(WHAT IS REQUIRED): Go through the data below and copy it exactly, skipping every picture.

Records from a data source
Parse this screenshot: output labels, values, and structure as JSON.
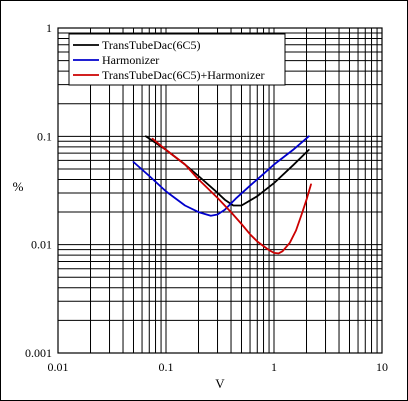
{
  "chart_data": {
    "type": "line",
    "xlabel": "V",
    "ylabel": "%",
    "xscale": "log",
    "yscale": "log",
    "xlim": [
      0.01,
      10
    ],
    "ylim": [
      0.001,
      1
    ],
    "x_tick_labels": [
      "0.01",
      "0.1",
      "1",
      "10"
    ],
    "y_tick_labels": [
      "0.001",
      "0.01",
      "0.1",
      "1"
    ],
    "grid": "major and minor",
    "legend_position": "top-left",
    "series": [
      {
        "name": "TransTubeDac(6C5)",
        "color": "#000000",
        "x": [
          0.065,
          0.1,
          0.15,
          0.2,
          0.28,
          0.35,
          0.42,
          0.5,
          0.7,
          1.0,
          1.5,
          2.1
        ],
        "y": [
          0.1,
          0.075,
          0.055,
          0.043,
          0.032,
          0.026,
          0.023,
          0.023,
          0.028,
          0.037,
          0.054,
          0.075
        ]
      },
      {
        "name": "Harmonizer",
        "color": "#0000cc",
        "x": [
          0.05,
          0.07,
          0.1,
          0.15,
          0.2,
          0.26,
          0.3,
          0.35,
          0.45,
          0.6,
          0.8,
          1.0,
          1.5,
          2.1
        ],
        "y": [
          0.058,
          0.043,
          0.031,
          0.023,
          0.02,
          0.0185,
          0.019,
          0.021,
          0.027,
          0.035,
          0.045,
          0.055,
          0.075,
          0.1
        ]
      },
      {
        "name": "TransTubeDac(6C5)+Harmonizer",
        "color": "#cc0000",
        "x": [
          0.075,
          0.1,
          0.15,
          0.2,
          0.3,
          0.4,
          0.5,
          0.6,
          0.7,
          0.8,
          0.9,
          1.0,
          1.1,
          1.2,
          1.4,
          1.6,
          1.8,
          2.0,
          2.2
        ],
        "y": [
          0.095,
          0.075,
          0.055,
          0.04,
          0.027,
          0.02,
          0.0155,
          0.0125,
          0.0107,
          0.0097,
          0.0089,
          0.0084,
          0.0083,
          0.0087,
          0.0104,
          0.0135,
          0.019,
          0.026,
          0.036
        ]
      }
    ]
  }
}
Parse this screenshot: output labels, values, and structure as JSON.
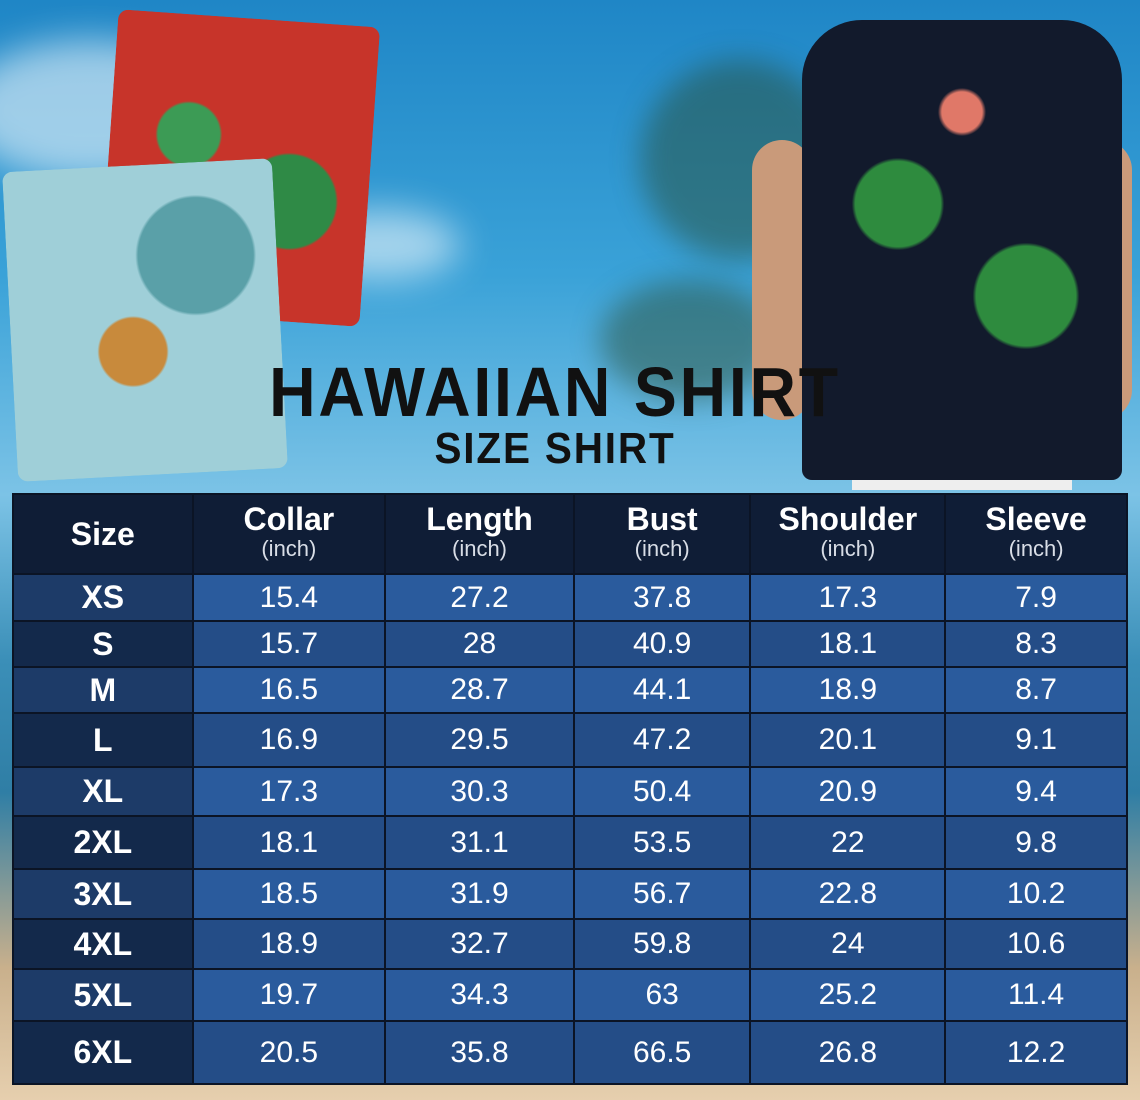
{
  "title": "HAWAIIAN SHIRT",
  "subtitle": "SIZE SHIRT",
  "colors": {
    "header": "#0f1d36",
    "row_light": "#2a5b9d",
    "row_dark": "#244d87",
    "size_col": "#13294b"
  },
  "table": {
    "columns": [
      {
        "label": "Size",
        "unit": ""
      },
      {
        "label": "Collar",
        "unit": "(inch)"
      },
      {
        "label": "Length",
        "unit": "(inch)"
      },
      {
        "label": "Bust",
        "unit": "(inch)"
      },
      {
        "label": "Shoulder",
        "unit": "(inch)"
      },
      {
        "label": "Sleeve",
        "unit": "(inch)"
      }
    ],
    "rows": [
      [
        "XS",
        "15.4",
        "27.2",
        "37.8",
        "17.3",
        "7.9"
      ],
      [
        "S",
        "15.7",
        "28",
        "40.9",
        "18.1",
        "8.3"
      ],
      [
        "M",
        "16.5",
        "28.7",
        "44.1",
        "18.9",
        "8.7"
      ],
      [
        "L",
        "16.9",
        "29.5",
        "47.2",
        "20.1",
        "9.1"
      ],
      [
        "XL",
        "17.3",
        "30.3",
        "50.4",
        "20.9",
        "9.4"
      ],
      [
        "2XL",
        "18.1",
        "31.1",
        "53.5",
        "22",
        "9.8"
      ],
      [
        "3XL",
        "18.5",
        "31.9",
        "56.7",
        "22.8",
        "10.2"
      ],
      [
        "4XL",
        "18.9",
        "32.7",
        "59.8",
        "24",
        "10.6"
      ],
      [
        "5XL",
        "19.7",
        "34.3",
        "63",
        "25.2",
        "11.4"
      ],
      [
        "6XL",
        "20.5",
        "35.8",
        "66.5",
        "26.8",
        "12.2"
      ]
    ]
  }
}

(FINAL ANSWER):
Parse this screenshot: output labels, values, and structure as JSON.
{
  "chart_data": {
    "type": "line",
    "xlabel": "V",
    "ylabel": "%",
    "xscale": "log",
    "yscale": "log",
    "xlim": [
      0.01,
      10
    ],
    "ylim": [
      0.001,
      1
    ],
    "x_tick_labels": [
      "0.01",
      "0.1",
      "1",
      "10"
    ],
    "y_tick_labels": [
      "0.001",
      "0.01",
      "0.1",
      "1"
    ],
    "grid": "major and minor",
    "legend_position": "top-left",
    "series": [
      {
        "name": "TransTubeDac(6C5)",
        "color": "#000000",
        "x": [
          0.065,
          0.1,
          0.15,
          0.2,
          0.28,
          0.35,
          0.42,
          0.5,
          0.7,
          1.0,
          1.5,
          2.1
        ],
        "y": [
          0.1,
          0.075,
          0.055,
          0.043,
          0.032,
          0.026,
          0.023,
          0.023,
          0.028,
          0.037,
          0.054,
          0.075
        ]
      },
      {
        "name": "Harmonizer",
        "color": "#0000cc",
        "x": [
          0.05,
          0.07,
          0.1,
          0.15,
          0.2,
          0.26,
          0.3,
          0.35,
          0.45,
          0.6,
          0.8,
          1.0,
          1.5,
          2.1
        ],
        "y": [
          0.058,
          0.043,
          0.031,
          0.023,
          0.02,
          0.0185,
          0.019,
          0.021,
          0.027,
          0.035,
          0.045,
          0.055,
          0.075,
          0.1
        ]
      },
      {
        "name": "TransTubeDac(6C5)+Harmonizer",
        "color": "#cc0000",
        "x": [
          0.075,
          0.1,
          0.15,
          0.2,
          0.3,
          0.4,
          0.5,
          0.6,
          0.7,
          0.8,
          0.9,
          1.0,
          1.1,
          1.2,
          1.4,
          1.6,
          1.8,
          2.0,
          2.2
        ],
        "y": [
          0.095,
          0.075,
          0.055,
          0.04,
          0.027,
          0.02,
          0.0155,
          0.0125,
          0.0107,
          0.0097,
          0.0089,
          0.0084,
          0.0083,
          0.0087,
          0.0104,
          0.0135,
          0.019,
          0.026,
          0.036
        ]
      }
    ]
  }
}
Parse this screenshot: output labels, values, and structure as JSON.
{
  "title": "HAWAIIAN SHIRT",
  "subtitle": "SIZE SHIRT",
  "colors": {
    "header": "#0f1d36",
    "row_light": "#2a5b9d",
    "row_dark": "#244d87",
    "size_col": "#13294b"
  },
  "table": {
    "columns": [
      {
        "label": "Size",
        "unit": ""
      },
      {
        "label": "Collar",
        "unit": "(inch)"
      },
      {
        "label": "Length",
        "unit": "(inch)"
      },
      {
        "label": "Bust",
        "unit": "(inch)"
      },
      {
        "label": "Shoulder",
        "unit": "(inch)"
      },
      {
        "label": "Sleeve",
        "unit": "(inch)"
      }
    ],
    "rows": [
      [
        "XS",
        "15.4",
        "27.2",
        "37.8",
        "17.3",
        "7.9"
      ],
      [
        "S",
        "15.7",
        "28",
        "40.9",
        "18.1",
        "8.3"
      ],
      [
        "M",
        "16.5",
        "28.7",
        "44.1",
        "18.9",
        "8.7"
      ],
      [
        "L",
        "16.9",
        "29.5",
        "47.2",
        "20.1",
        "9.1"
      ],
      [
        "XL",
        "17.3",
        "30.3",
        "50.4",
        "20.9",
        "9.4"
      ],
      [
        "2XL",
        "18.1",
        "31.1",
        "53.5",
        "22",
        "9.8"
      ],
      [
        "3XL",
        "18.5",
        "31.9",
        "56.7",
        "22.8",
        "10.2"
      ],
      [
        "4XL",
        "18.9",
        "32.7",
        "59.8",
        "24",
        "10.6"
      ],
      [
        "5XL",
        "19.7",
        "34.3",
        "63",
        "25.2",
        "11.4"
      ],
      [
        "6XL",
        "20.5",
        "35.8",
        "66.5",
        "26.8",
        "12.2"
      ]
    ]
  }
}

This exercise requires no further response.